>> start Source passage

Let’s start by adding a method that allow us to insert a new book:

public class Mutation
{
    private readonly IBookService _bookService;
 
    public Mutation(IBookService bookService)
    {
        _bookService = bookService;
    }
 
    public Book CreateBook(CreateBookInput inputBook)
    {
        return _bookService.Create(inputBook);
    }
}

we create a class of input that we will insert in the query

public class CreateBookInput
{
    public string Title { get; set; }
    public decimal Price { get; set; }
    public int AuthorId { get; set; }
}

The service will only have to create a new instance of Book, add it to its list, and return the created book.
From playground, we can test the new feature by launching the query you can see in the shot

Let’s add now the feature of book removing.
As for creation, we must add a method to mutation.

public Book DeleteBook(DeleteBookInput inputBook)
{
    return _bookService.Delete(inputBook);
}

The class DeleteBookInput has only an int-type property that represents the book’s Id you want to delete.
A possible implementation of service Delete method is as follows:

public Book Delete(DeleteBookInput inputBook)
{
    var bookToDelete = _books.Single(b => b.Id == inputBook.Id);
    _books.Remove(bookToDelete);
    return bookToDelete;
}

Trying to run the query again, we will get an error message about the exception thrown by the Single method. We can make the error message more informative, so that who calls our API will not have doubts about the error.

Let’s create a new Exception

public class BookNotFoundException : Exception
{
    public int BookId { get; internal set; }
}

And let’s make sure that this will be launched, if the book that we want to delete was not found.

public Book Delete(DeleteBookInput inputBook)
{
    var bookToDelete = _books.FirstOrDefault(b => b.Id == inputBook.Id);
    if (bookToDelete == null)
    throw new BookNotFoundException() { BookId = inputBook.Id };
    _books.Remove(bookToDelete);
    return bookToDelete;
}

Now we create a class that implements IErrorFilter made available by HotChocolate that intercepts BookNotFoundException and adds to the error the information we want return to the user.

public class BookNotFoundExceptionFilter : IErrorFilter
{
    public IError OnError(IError error)
    {
         if (error.Exception is BookNotFoundException ex)
             return error.WithMessage($"Book with id {ex.BookId} not found");
             
         return error;
    }
}

Finally, let’s record this class in the Startup

services.AddErrorFilter<BookNotFoundExceptionFilter>();

The API is finally completed, the source code is on my github

At the end of the project, I thought: it all looks great, why didn’t I use GraphQL for all the APIs? Is there some disadvantage I haven’t considered?

In this demo, we have implemented the error management. In API REST, when something goes wrong, we expect a Status Code other than 200. In GraphQL, instead, the Status Code is always 200. That means that the client will have to rely exclusively on the content of the reply without being able to make preventive decisions based on the status received from the request.

Another aspect that in a demo obviously does not come out is the caching.
There’s no built-in cache support, and implementing it is not as simple as the REST API. This aspect should not be underestimated.

I hope I intrigued you.

See you at the next article!

>> end Source passage

- _Directions_
Please retype the GraphQL mutation text above between "public class CreateBookInput" and "the created book.", inclusive, character for character.

>> start Data section

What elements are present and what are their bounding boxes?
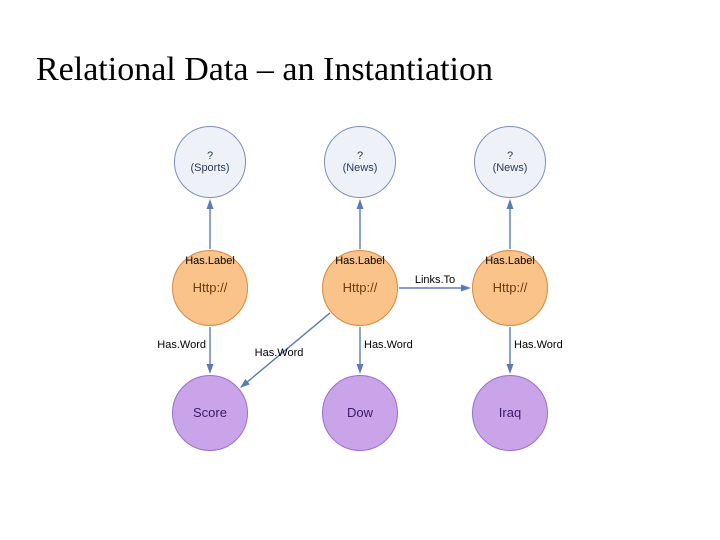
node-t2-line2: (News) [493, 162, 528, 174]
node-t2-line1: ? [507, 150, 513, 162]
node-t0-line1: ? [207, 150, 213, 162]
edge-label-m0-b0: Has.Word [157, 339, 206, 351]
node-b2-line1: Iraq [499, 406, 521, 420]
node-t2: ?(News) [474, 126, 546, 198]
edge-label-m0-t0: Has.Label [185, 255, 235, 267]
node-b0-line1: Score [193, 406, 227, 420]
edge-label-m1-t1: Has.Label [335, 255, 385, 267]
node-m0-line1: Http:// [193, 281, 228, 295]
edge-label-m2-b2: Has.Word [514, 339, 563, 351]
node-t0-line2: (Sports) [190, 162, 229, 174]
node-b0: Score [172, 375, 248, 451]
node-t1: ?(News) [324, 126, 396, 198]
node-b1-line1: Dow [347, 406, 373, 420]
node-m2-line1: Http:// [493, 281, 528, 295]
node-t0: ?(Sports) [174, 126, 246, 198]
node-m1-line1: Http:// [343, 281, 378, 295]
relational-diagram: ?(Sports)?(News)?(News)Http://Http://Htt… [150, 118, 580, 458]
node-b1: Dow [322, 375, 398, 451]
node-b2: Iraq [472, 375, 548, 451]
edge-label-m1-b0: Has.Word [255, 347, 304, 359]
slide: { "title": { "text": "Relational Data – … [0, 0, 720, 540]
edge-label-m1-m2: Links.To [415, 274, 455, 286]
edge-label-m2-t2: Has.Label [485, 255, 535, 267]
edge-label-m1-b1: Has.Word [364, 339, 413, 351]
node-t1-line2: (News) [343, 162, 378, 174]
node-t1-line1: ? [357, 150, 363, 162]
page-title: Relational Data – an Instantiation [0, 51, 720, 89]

>> end Data section

- _Full answer_
public class CreateBookInput
{
    public string Title { get; set; }
    public decimal Price { get; set; }
    public int AuthorId { get; set; }
}

The service will only have to create a new instance of Book, add it to its list, and return the created book.